* BEGIN *

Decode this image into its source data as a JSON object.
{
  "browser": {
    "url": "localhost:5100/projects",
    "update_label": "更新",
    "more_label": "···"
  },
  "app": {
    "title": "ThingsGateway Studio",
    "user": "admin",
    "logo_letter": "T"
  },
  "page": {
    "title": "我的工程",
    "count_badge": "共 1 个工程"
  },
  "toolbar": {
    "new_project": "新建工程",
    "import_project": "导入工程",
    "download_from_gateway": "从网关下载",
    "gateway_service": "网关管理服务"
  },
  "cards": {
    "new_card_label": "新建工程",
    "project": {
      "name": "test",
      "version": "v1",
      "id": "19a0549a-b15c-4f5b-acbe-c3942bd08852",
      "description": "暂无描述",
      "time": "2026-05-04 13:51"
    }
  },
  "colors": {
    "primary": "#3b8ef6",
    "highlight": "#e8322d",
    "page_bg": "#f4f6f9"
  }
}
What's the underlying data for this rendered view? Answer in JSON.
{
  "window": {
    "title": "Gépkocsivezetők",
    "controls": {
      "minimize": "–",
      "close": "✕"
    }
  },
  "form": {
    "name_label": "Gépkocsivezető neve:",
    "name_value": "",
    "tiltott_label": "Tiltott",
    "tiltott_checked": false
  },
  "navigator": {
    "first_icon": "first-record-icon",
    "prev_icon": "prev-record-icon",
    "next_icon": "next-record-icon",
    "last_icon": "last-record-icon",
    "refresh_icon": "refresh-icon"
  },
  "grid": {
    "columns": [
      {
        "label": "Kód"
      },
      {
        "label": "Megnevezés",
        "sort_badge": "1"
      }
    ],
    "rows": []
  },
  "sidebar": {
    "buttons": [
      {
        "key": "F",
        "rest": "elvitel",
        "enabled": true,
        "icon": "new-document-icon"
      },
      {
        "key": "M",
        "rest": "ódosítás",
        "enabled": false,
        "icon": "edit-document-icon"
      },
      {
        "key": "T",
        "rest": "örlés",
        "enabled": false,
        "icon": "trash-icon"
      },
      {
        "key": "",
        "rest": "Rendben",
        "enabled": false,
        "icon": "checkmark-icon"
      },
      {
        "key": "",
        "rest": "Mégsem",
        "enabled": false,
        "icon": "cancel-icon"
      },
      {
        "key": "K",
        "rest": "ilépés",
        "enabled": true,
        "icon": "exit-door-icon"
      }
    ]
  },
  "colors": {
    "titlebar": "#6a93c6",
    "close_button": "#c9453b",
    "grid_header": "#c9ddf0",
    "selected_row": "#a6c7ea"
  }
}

* END *

■ **EXERCISE TASK**
Write out every line of the records exactly.

■ **EXERCISE OUTPUT**
Decode this image into its source data as a JSON object.
{
  "browser": {
    "url": "localhost:5100/projects",
    "update_label": "更新",
    "more_label": "···"
  },
  "app": {
    "title": "ThingsGateway Studio",
    "user": "admin",
    "logo_letter": "T"
  },
  "page": {
    "title": "我的工程",
    "count_badge": "共 1 个工程"
  },
  "toolbar": {
    "new_project": "新建工程",
    "import_project": "导入工程",
    "download_from_gateway": "从网关下载",
    "gateway_service": "网关管理服务"
  },
  "cards": {
    "new_card_label": "新建工程",
    "project": {
      "name": "test",
      "version": "v1",
      "id": "19a0549a-b15c-4f5b-acbe-c3942bd08852",
      "description": "暂无描述",
      "time": "2026-05-04 13:51"
    }
  },
  "colors": {
    "primary": "#3b8ef6",
    "highlight": "#e8322d",
    "page_bg": "#f4f6f9"
  }
}
What's the underlying data for this rendered view? Answer in JSON.
{
  "window": {
    "title": "Gépkocsivezetők",
    "controls": {
      "minimize": "–",
      "close": "✕"
    }
  },
  "form": {
    "name_label": "Gépkocsivezető neve:",
    "name_value": "",
    "tiltott_label": "Tiltott",
    "tiltott_checked": false
  },
  "navigator": {
    "first_icon": "first-record-icon",
    "prev_icon": "prev-record-icon",
    "next_icon": "next-record-icon",
    "last_icon": "last-record-icon",
    "refresh_icon": "refresh-icon"
  },
  "grid": {
    "columns": [
      {
        "label": "Kód"
      },
      {
        "label": "Megnevezés",
        "sort_badge": "1"
      }
    ],
    "rows": []
  },
  "sidebar": {
    "buttons": [
      {
        "key": "F",
        "rest": "elvitel",
        "enabled": true,
        "icon": "new-document-icon"
      },
      {
        "key": "M",
        "rest": "ódosítás",
        "enabled": false,
        "icon": "edit-document-icon"
      },
      {
        "key": "T",
        "rest": "örlés",
        "enabled": false,
        "icon": "trash-icon"
      },
      {
        "key": "",
        "rest": "Rendben",
        "enabled": false,
        "icon": "checkmark-icon"
      },
      {
        "key": "",
        "rest": "Mégsem",
        "enabled": false,
        "icon": "cancel-icon"
      },
      {
        "key": "K",
        "rest": "ilépés",
        "enabled": true,
        "icon": "exit-door-icon"
      }
    ]
  },
  "colors": {
    "titlebar": "#6a93c6",
    "close_button": "#c9453b",
    "grid_header": "#c9ddf0",
    "selected_row": "#a6c7ea"
  }
}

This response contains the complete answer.